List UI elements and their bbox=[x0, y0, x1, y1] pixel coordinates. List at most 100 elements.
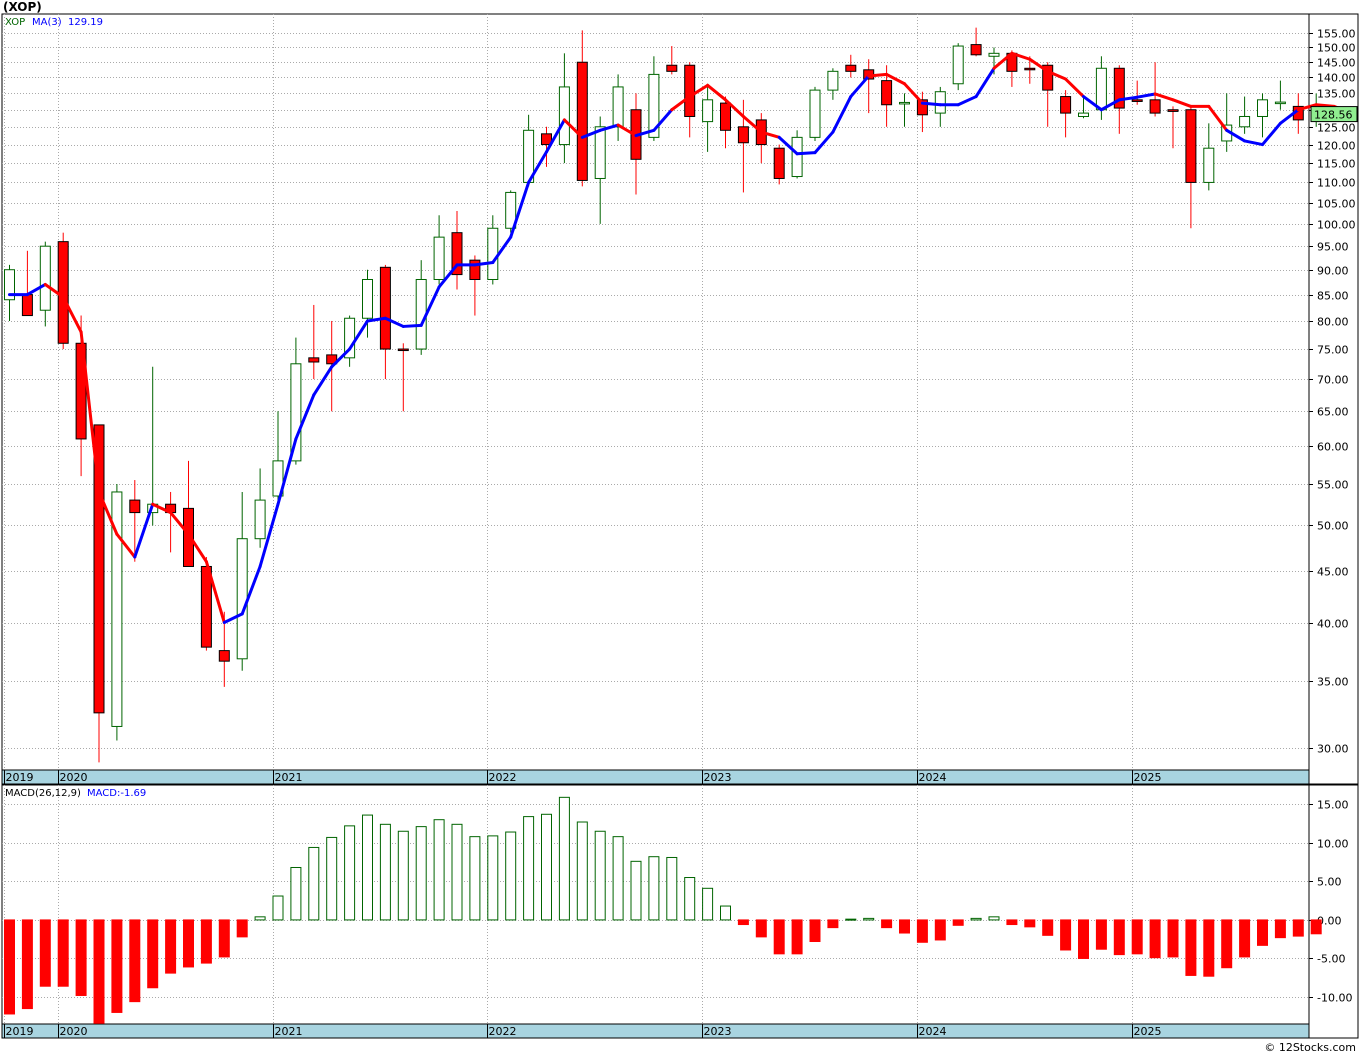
macd-bar bbox=[200, 919, 212, 964]
candle-body bbox=[558, 86, 570, 146]
macd-bar bbox=[1167, 919, 1179, 958]
ma-segment bbox=[97, 490, 119, 536]
candle-body bbox=[1024, 67, 1036, 71]
ma-segment bbox=[133, 502, 155, 559]
macd-bar bbox=[1149, 919, 1161, 959]
macd-bar bbox=[1221, 919, 1233, 969]
macd-legend-label: MACD(26,12,9) bbox=[5, 788, 81, 799]
macd-bar bbox=[290, 866, 302, 921]
macd-tick-label: 15.00 bbox=[1317, 799, 1349, 812]
price-tick-label: 110.00 bbox=[1317, 177, 1356, 190]
macd-bar bbox=[881, 919, 893, 929]
ma-segment bbox=[1117, 95, 1139, 102]
ma-segment bbox=[652, 108, 674, 132]
legend-ma-label: MA(3) bbox=[32, 17, 62, 28]
candle-body bbox=[1274, 101, 1286, 105]
candle-body bbox=[21, 294, 33, 317]
candle-body bbox=[39, 245, 51, 311]
macd-bar bbox=[809, 919, 821, 943]
ma-segment bbox=[974, 66, 996, 99]
candle bbox=[1042, 62, 1054, 127]
ma-segment bbox=[777, 135, 799, 156]
macd-bar bbox=[791, 919, 803, 955]
price-tick-label: 50.00 bbox=[1317, 520, 1349, 533]
candle-body bbox=[362, 278, 373, 319]
candle bbox=[57, 232, 69, 350]
price-year-label: 2020 bbox=[60, 771, 88, 784]
macd-bar bbox=[737, 919, 749, 926]
candle bbox=[1167, 106, 1179, 149]
price-year-label: 2021 bbox=[275, 771, 303, 784]
candle bbox=[970, 27, 982, 57]
candle-body bbox=[505, 191, 517, 229]
ma-segment bbox=[885, 72, 906, 86]
ma-segment bbox=[545, 118, 566, 154]
candle-body bbox=[1078, 112, 1089, 117]
ma-segment bbox=[562, 118, 584, 139]
candle-body bbox=[809, 89, 821, 138]
price-date-band bbox=[1, 769, 1310, 785]
candle bbox=[899, 93, 910, 127]
macd-bar bbox=[147, 919, 159, 989]
ma-segment bbox=[330, 347, 352, 369]
ma-segment bbox=[366, 316, 387, 323]
macd-bar bbox=[648, 856, 660, 921]
ma-segment bbox=[1010, 51, 1032, 61]
ma-segment bbox=[741, 114, 763, 134]
ma-segment bbox=[724, 98, 745, 118]
price-plot-frame bbox=[1, 13, 1310, 771]
macd-bar bbox=[988, 916, 1000, 921]
ma-segment bbox=[1171, 98, 1193, 108]
candle bbox=[702, 83, 714, 152]
macd-bar bbox=[487, 835, 499, 921]
ma-segment bbox=[258, 502, 280, 568]
price-tick-label: 115.00 bbox=[1317, 158, 1356, 171]
candle bbox=[451, 211, 463, 290]
last-price-box bbox=[1310, 106, 1358, 123]
candle-body bbox=[720, 102, 731, 131]
candle-body bbox=[594, 126, 606, 179]
macd-bar bbox=[899, 919, 910, 934]
macd-year-label: 2022 bbox=[489, 1025, 517, 1038]
price-tick-label: 140.00 bbox=[1317, 72, 1356, 85]
candle-body bbox=[326, 354, 338, 365]
price-tick-label: 90.00 bbox=[1317, 265, 1349, 278]
price-grid: 30.00 35.00 40.00 45.00 50.00 55.00 60.00 65.00… bbox=[2, 14, 1356, 784]
macd-bar bbox=[75, 919, 87, 996]
ma-segment bbox=[240, 564, 262, 616]
candle-body bbox=[344, 317, 356, 359]
price-tick-label: 155.00 bbox=[1317, 28, 1356, 41]
macd-bar bbox=[845, 918, 857, 921]
candle-body bbox=[881, 80, 893, 106]
ma-segment bbox=[1225, 128, 1247, 143]
candle bbox=[648, 56, 660, 141]
ma-segment bbox=[1135, 92, 1157, 99]
price-tick-label: 30.00 bbox=[1317, 743, 1349, 756]
macd-bar bbox=[326, 836, 338, 921]
candle bbox=[93, 424, 105, 763]
ma-segment bbox=[759, 130, 781, 139]
price-tick-label: 65.00 bbox=[1317, 406, 1349, 419]
ma-segment bbox=[25, 282, 47, 297]
candle-body bbox=[218, 650, 230, 662]
legend-ma-value: 129.19 bbox=[68, 17, 103, 28]
price-tick-label: 55.00 bbox=[1317, 479, 1349, 492]
ma-segment bbox=[1278, 108, 1300, 125]
price-tick-label: 95.00 bbox=[1317, 241, 1349, 254]
macd-year-label: 2023 bbox=[704, 1025, 732, 1038]
macd-bar bbox=[720, 905, 731, 921]
ma-segment bbox=[294, 393, 316, 441]
candle-body bbox=[1185, 109, 1197, 183]
candle bbox=[4, 264, 15, 321]
macd-bar bbox=[916, 919, 928, 943]
macd-tick-label: -5.00 bbox=[1317, 953, 1345, 966]
ma-segment bbox=[795, 151, 817, 156]
macd-bar bbox=[1310, 919, 1322, 935]
macd-bar bbox=[1006, 919, 1018, 926]
last-price-label: 128.56 bbox=[1314, 109, 1353, 122]
price-year-label: 2019 bbox=[6, 771, 34, 784]
macd-bar bbox=[684, 877, 696, 921]
candle bbox=[344, 315, 356, 367]
candle-body bbox=[308, 357, 320, 363]
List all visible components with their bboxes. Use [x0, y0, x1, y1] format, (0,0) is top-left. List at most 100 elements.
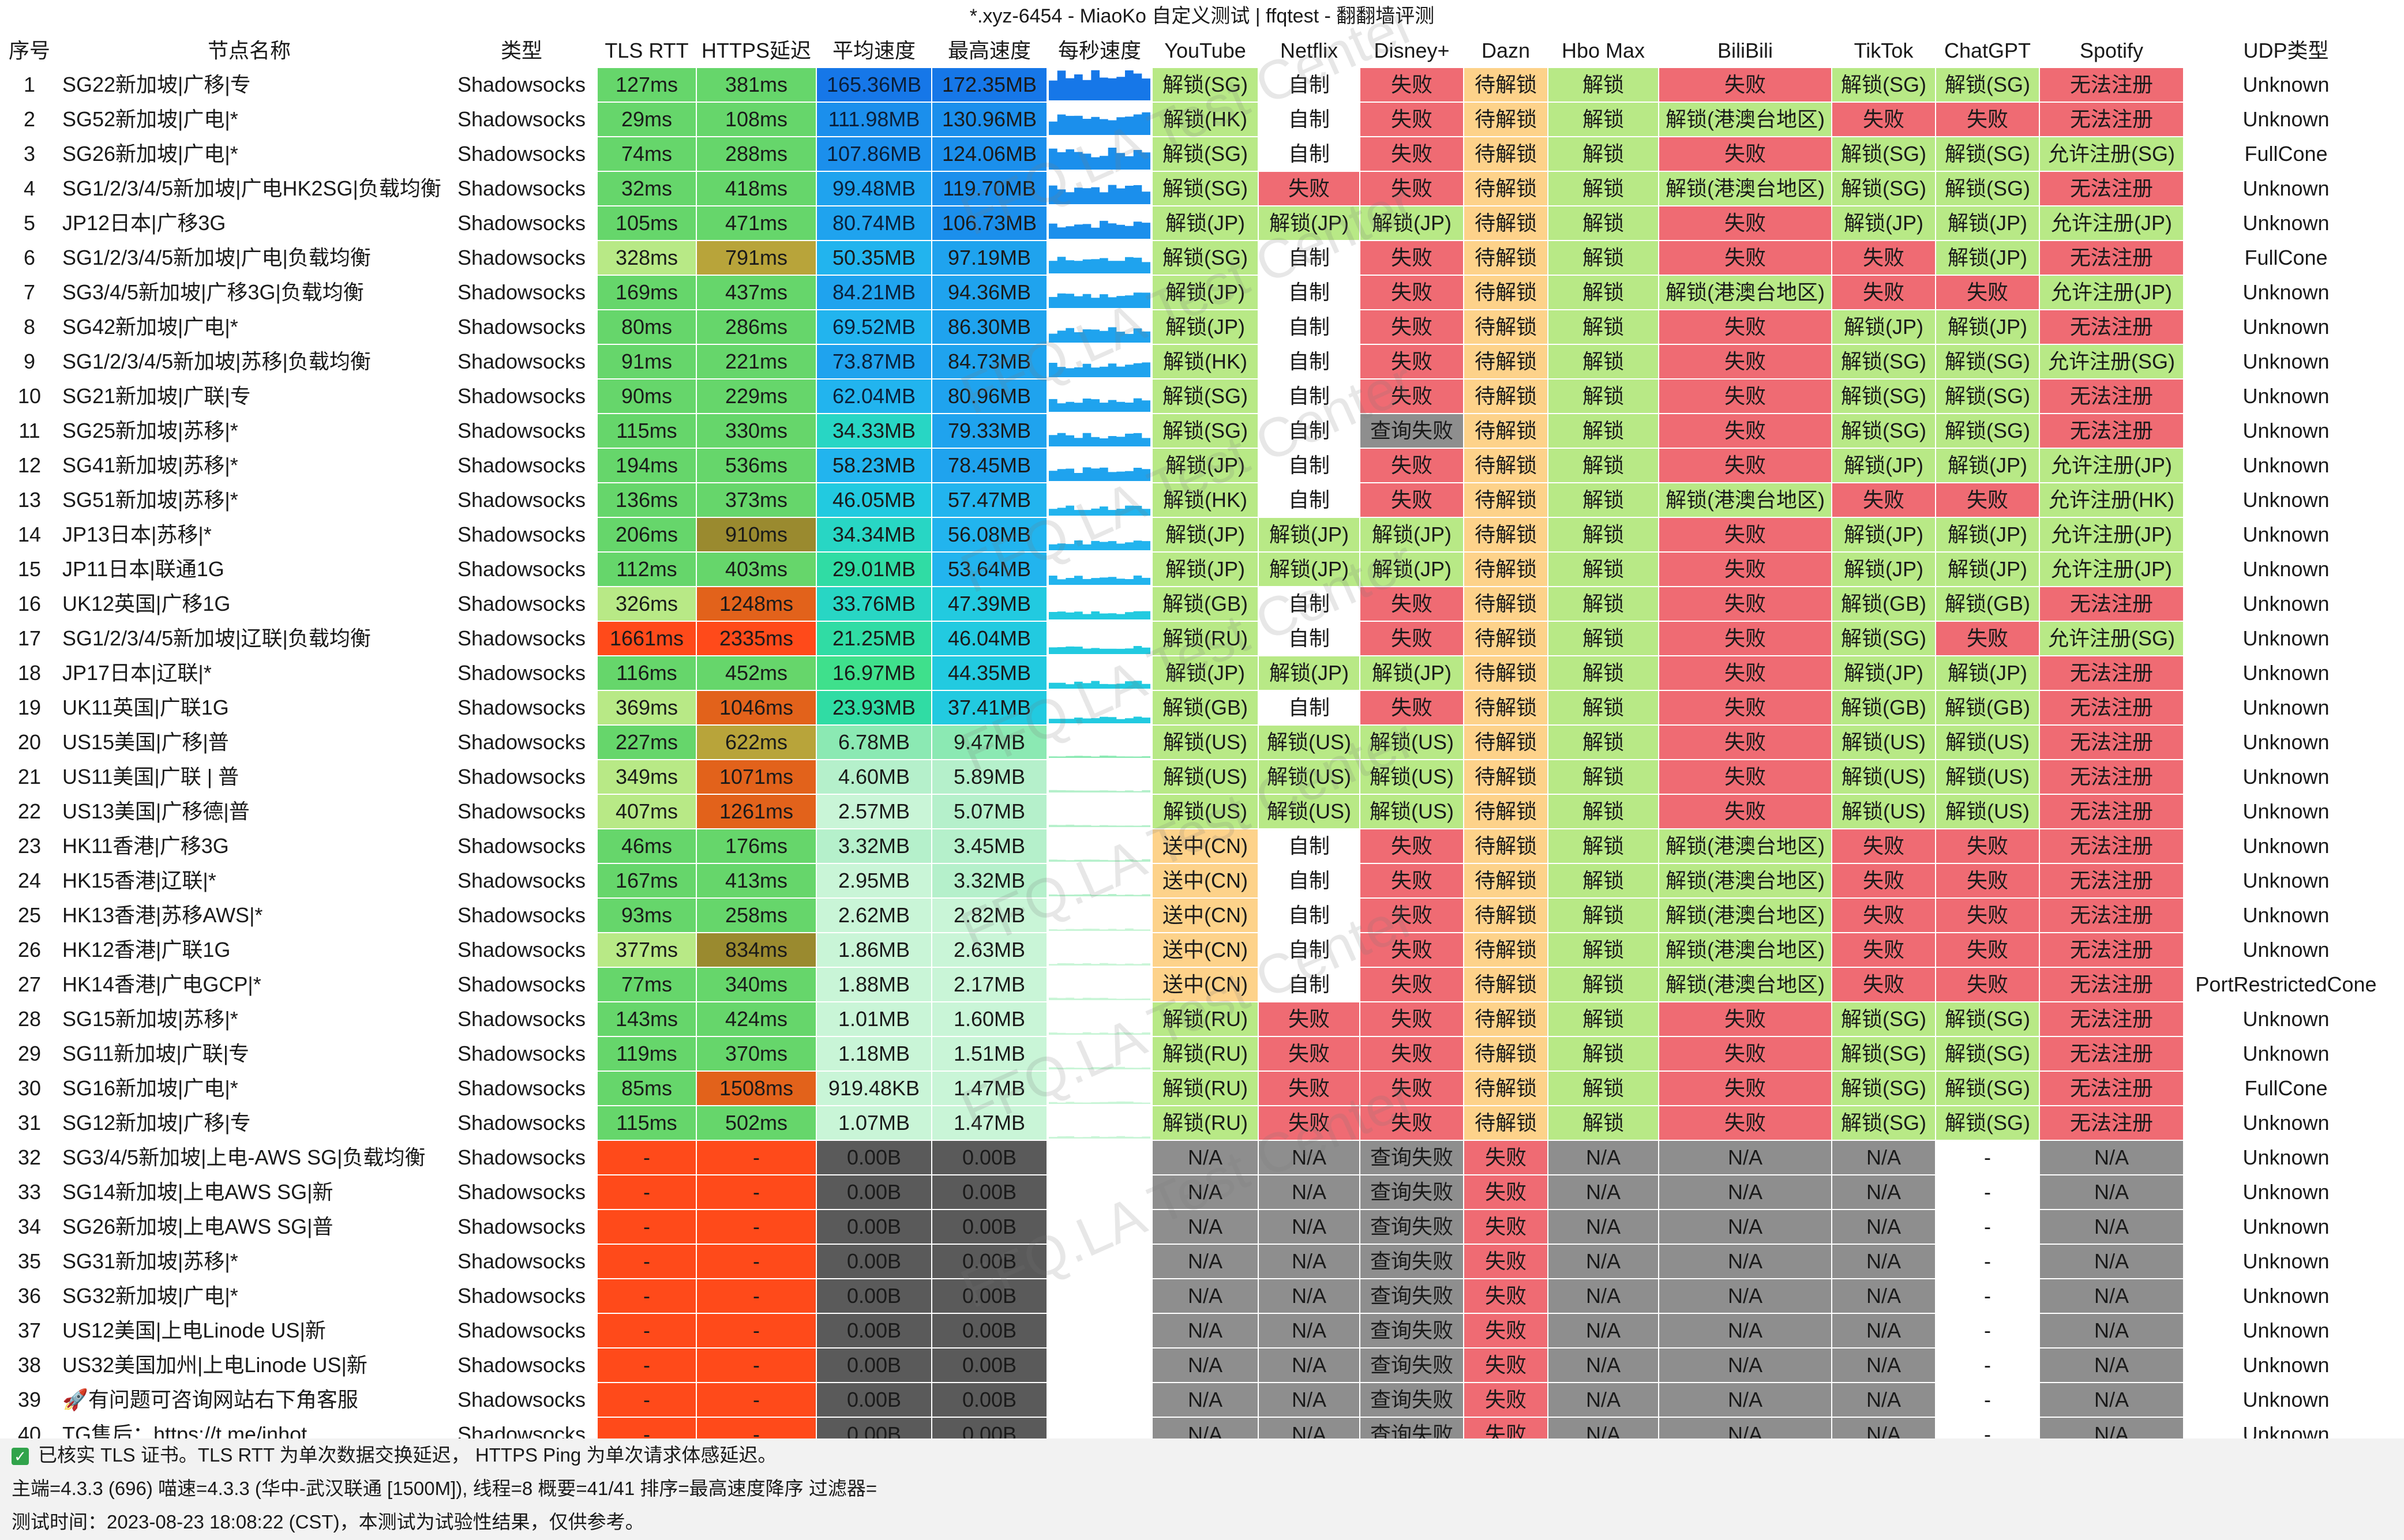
cell-spotify: 允许注册(JP) [2039, 517, 2184, 553]
cell-avg-speed: 2.57MB [816, 794, 932, 829]
table-row[interactable]: 21 US11美国|广联 | 普 Shadowsocks 349ms 1071ms 4.6… [6, 759, 2389, 795]
table-row[interactable]: 38 US32美国加州|上电Linode US|新 Shadowsocks - -0.0… [6, 1347, 2389, 1383]
table-row[interactable]: 8 SG42新加坡|广电|* Shadowsocks 80ms 286ms 69.52MB… [6, 309, 2389, 345]
cell-hbo-max: 解锁 [1547, 205, 1659, 241]
column-header[interactable]: 每秒速度 [1047, 33, 1153, 68]
table-row[interactable]: 1 SG22新加坡|广移|专 Shadowsocks 127ms 381ms 165.36… [6, 67, 2389, 103]
cell-type: Shadowsocks [445, 621, 598, 656]
table-row[interactable]: 34 SG26新加坡|上电AWS SG|普 Shadowsocks - -0.00B 0.… [6, 1209, 2389, 1245]
table-row[interactable]: 7 SG3/4/5新加坡|广移3G|负载均衡 Shadowsocks 169ms 437… [6, 275, 2389, 310]
table-row[interactable]: 26 HK12香港|广联1G Shadowsocks 377ms 834ms 1.86MB… [6, 932, 2389, 968]
table-row[interactable]: 23 HK11香港|广移3G Shadowsocks 46ms 176ms 3.32MB 3… [6, 828, 2389, 864]
cell-chatgpt: 失败 [1935, 828, 2040, 864]
table-row[interactable]: 3 SG26新加坡|广电|* Shadowsocks 74ms 288ms 107.86M… [6, 136, 2389, 172]
table-row[interactable]: 10 SG21新加坡|广联|专 Shadowsocks 90ms 229ms 62.04M… [6, 378, 2389, 414]
table-row[interactable]: 17 SG1/2/3/4/5新加坡|辽联|负载均衡 Shadowsocks 1661m… [6, 621, 2389, 656]
column-header[interactable]: TikTok [1831, 33, 1936, 68]
cell-udp-type: Unknown [2183, 1278, 2389, 1314]
cell-youtube: 解锁(US) [1152, 759, 1259, 795]
table-row[interactable]: 25 HK13香港|苏移AWS|* Shadowsocks 93ms 258ms 2.62… [6, 897, 2389, 933]
table-row[interactable]: 29 SG11新加坡|广联|专 Shadowsocks 119ms 370ms 1.18M… [6, 1036, 2389, 1072]
cell-dazn: 待解锁 [1463, 897, 1548, 933]
column-header[interactable]: HTTPS延迟 [696, 33, 817, 68]
cell-youtube: 解锁(JP) [1152, 309, 1259, 345]
cell-index: 11 [6, 413, 53, 449]
table-row[interactable]: 2 SG52新加坡|广电|* Shadowsocks 29ms 108ms 111.98M… [6, 102, 2389, 137]
column-header[interactable]: Netflix [1258, 33, 1360, 68]
column-header[interactable]: TLS RTT [597, 33, 697, 68]
cell-chatgpt: 解锁(SG) [1935, 136, 2040, 172]
column-header[interactable]: YouTube [1152, 33, 1259, 68]
cell-youtube: N/A [1152, 1347, 1259, 1383]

####################

## The exercise
Put the lines of the data starting at the one containing "cell-spotify: 允许注册(JP) [2039, 517, 2184, 553]" and ending at the one containing "table-row[interactable]: 38 US32美国加州|上电Linode", both included, into a numbered list, omitting blank lines.

## Result for this task
1. cell-spotify: 允许注册(JP) [2039, 517, 2184, 553]
2. cell-avg-speed: 2.57MB [816, 794, 932, 829]
3. table-row[interactable]: 21 US11美国|广联 | 普 Shadowsocks 349ms 1071ms 4.6… [6, 759, 2389, 795]
4. table-row[interactable]: 38 US32美国加州|上电Linode US|新 Shadowsocks - -0.0… [6, 1347, 2389, 1383]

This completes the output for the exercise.